* [Written exercise]: Repeat the entries that follow verbatim, without any of their pictures.

* [Data for processing]:
══════
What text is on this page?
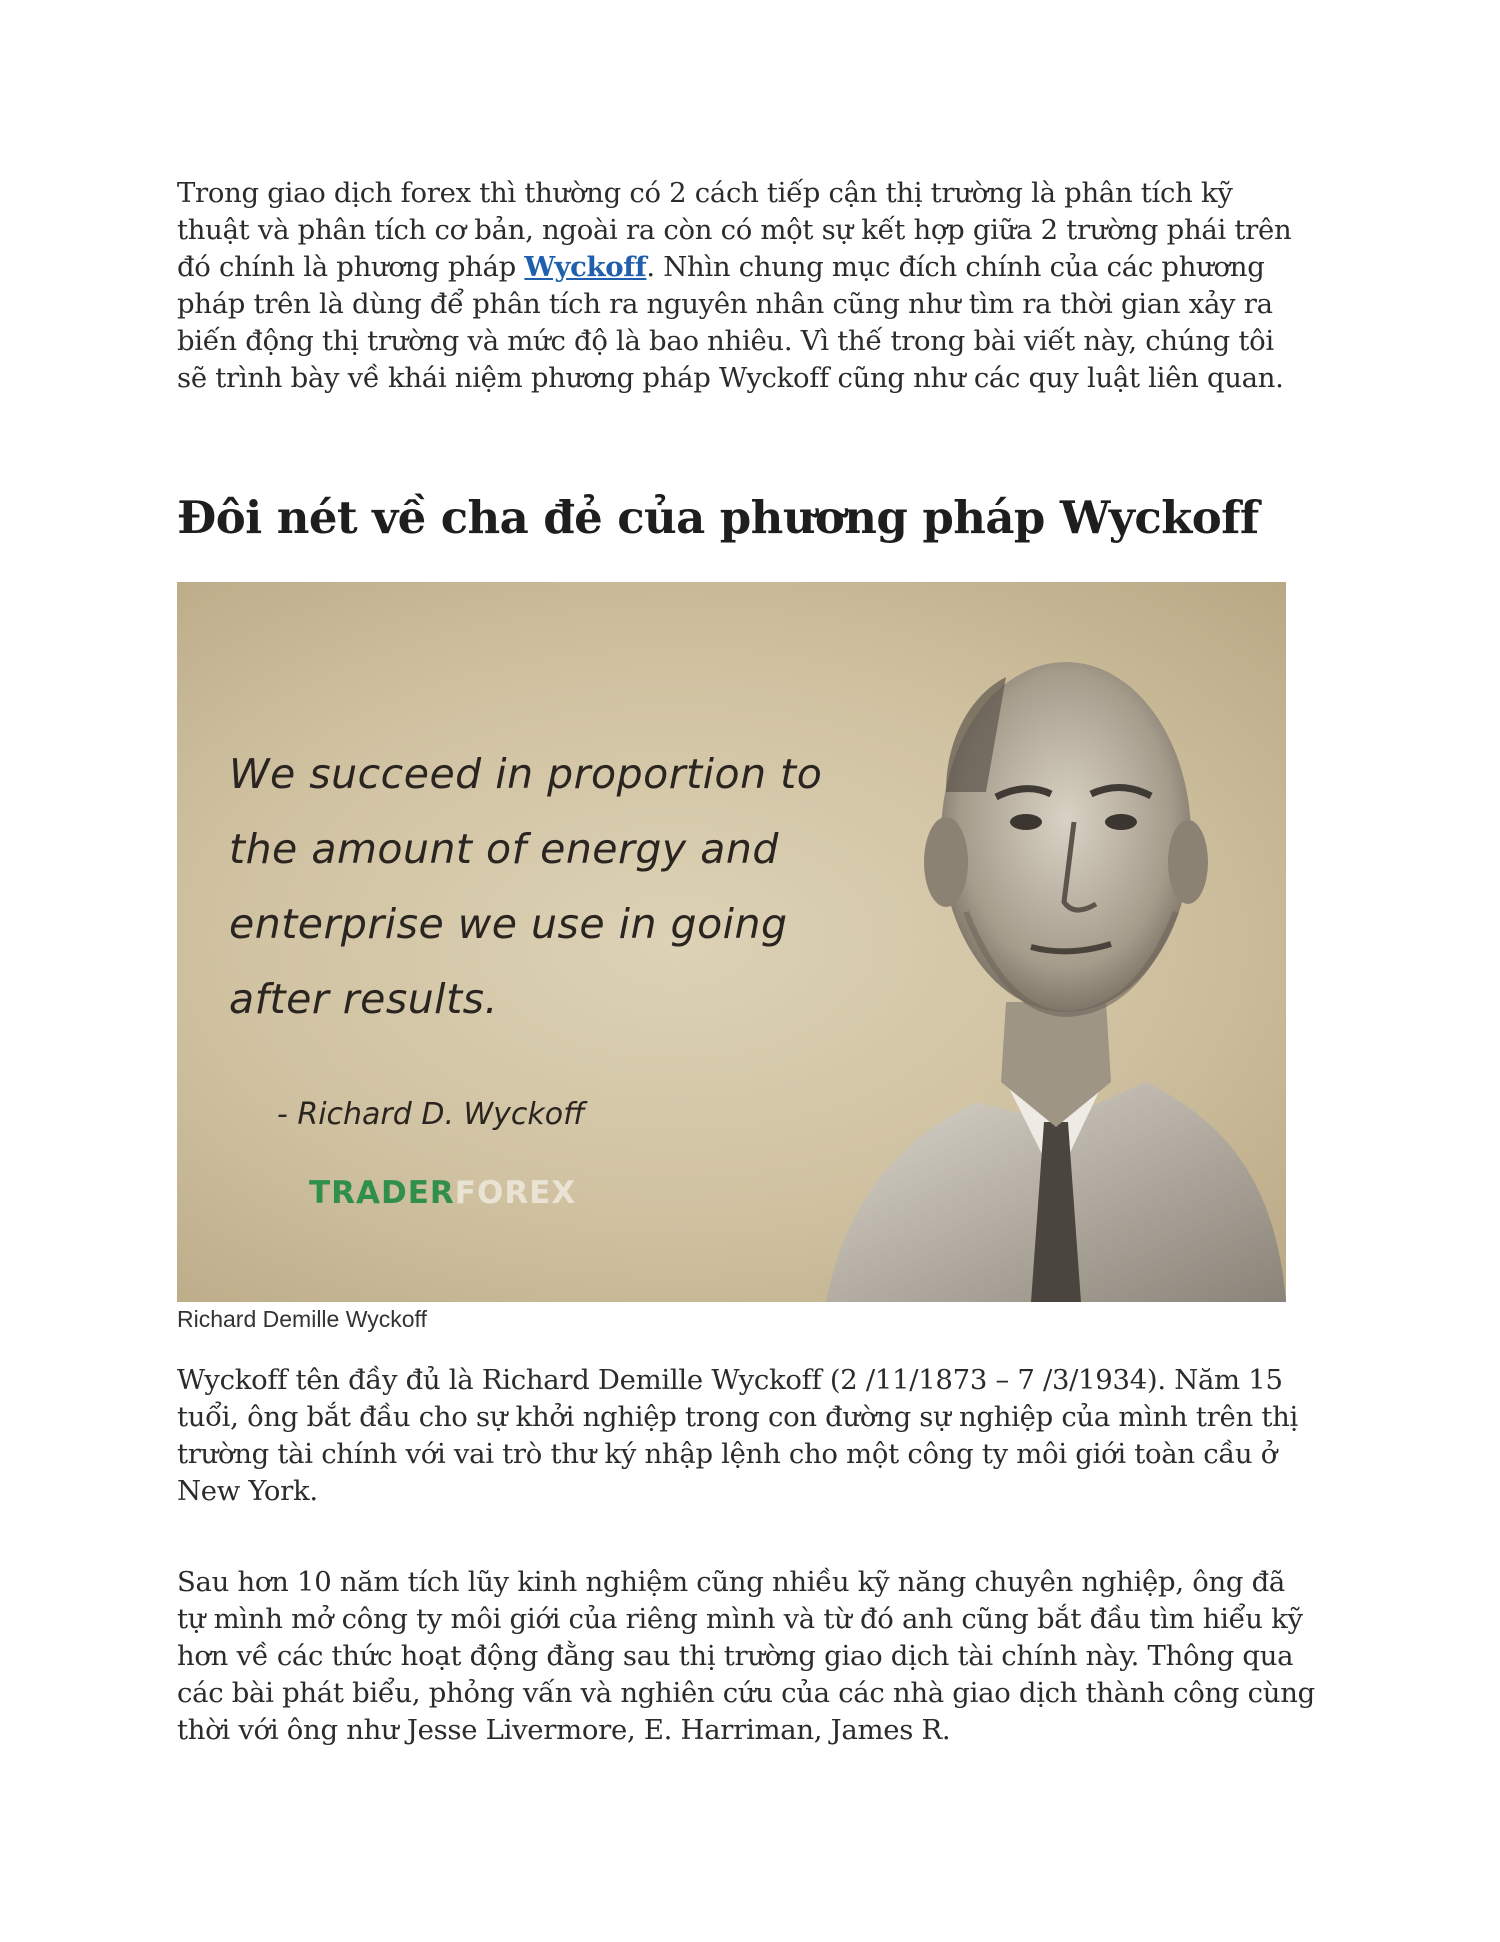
Trong giao dịch forex thì thường có 2 cách tiếp cận thị trường là phân tích kỹ thuật và phân tích cơ bản, ngoài ra còn có một sự kết hợp giữa 2 trường phái trên đó chính là phương pháp Wyckoff. Nhìn chung mục đích chính của các phương pháp trên là dùng để phân tích ra nguyên nhân cũng như tìm ra thời gian xảy ra biến động thị trường và mức độ là bao nhiêu. Vì thế trong bài viết này, chúng tôi sẽ trình bày về khái niệm phương pháp Wyckoff cũng như các quy luật liên quan.

Đôi nét về cha đẻ của phương pháp Wyckoff
We succeed in proportion to
the amount of energy and
enterprise we use in going
after results.
- Richard D. Wyckoff
TRADERFOREX
Richard Demille Wyckoff

Wyckoff tên đầy đủ là Richard Demille Wyckoff (2 /11/1873 – 7 /3/1934). Năm 15 tuổi, ông bắt đầu cho sự khởi nghiệp trong con đường sự nghiệp của mình trên thị trường tài chính với vai trò thư ký nhập lệnh cho một công ty môi giới toàn cầu ở New York.

Sau hơn 10 năm tích lũy kinh nghiệm cũng nhiều kỹ năng chuyên nghiệp, ông đã tự mình mở công ty môi giới của riêng mình và từ đó anh cũng bắt đầu tìm hiểu kỹ hơn về các thức hoạt động đằng sau thị trường giao dịch tài chính này. Thông qua các bài phát biểu, phỏng vấn và nghiên cứu của các nhà giao dịch thành công cùng thời với ông như Jesse Livermore, E. Harriman, James R.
══════
* [Solution to this exercise]:
What text is on this page?
Trong giao dịch forex thì thường có 2 cách tiếp cận thị trường là phân tích kỹ thuật và phân tích cơ bản, ngoài ra còn có một sự kết hợp giữa 2 trường phái trên đó chính là phương pháp Wyckoff. Nhìn chung mục đích chính của các phương pháp trên là dùng để phân tích ra nguyên nhân cũng như tìm ra thời gian xảy ra biến động thị trường và mức độ là bao nhiêu. Vì thế trong bài viết này, chúng tôi sẽ trình bày về khái niệm phương pháp Wyckoff cũng như các quy luật liên quan.

Đôi nét về cha đẻ của phương pháp Wyckoff
We succeed in proportion to
the amount of energy and
enterprise we use in going
after results.
- Richard D. Wyckoff
TRADERFOREX
Richard Demille Wyckoff

Wyckoff tên đầy đủ là Richard Demille Wyckoff (2 /11/1873 – 7 /3/1934). Năm 15 tuổi, ông bắt đầu cho sự khởi nghiệp trong con đường sự nghiệp của mình trên thị trường tài chính với vai trò thư ký nhập lệnh cho một công ty môi giới toàn cầu ở New York.

Sau hơn 10 năm tích lũy kinh nghiệm cũng nhiều kỹ năng chuyên nghiệp, ông đã tự mình mở công ty môi giới của riêng mình và từ đó anh cũng bắt đầu tìm hiểu kỹ hơn về các thức hoạt động đằng sau thị trường giao dịch tài chính này. Thông qua các bài phát biểu, phỏng vấn và nghiên cứu của các nhà giao dịch thành công cùng thời với ông như Jesse Livermore, E. Harriman, James R.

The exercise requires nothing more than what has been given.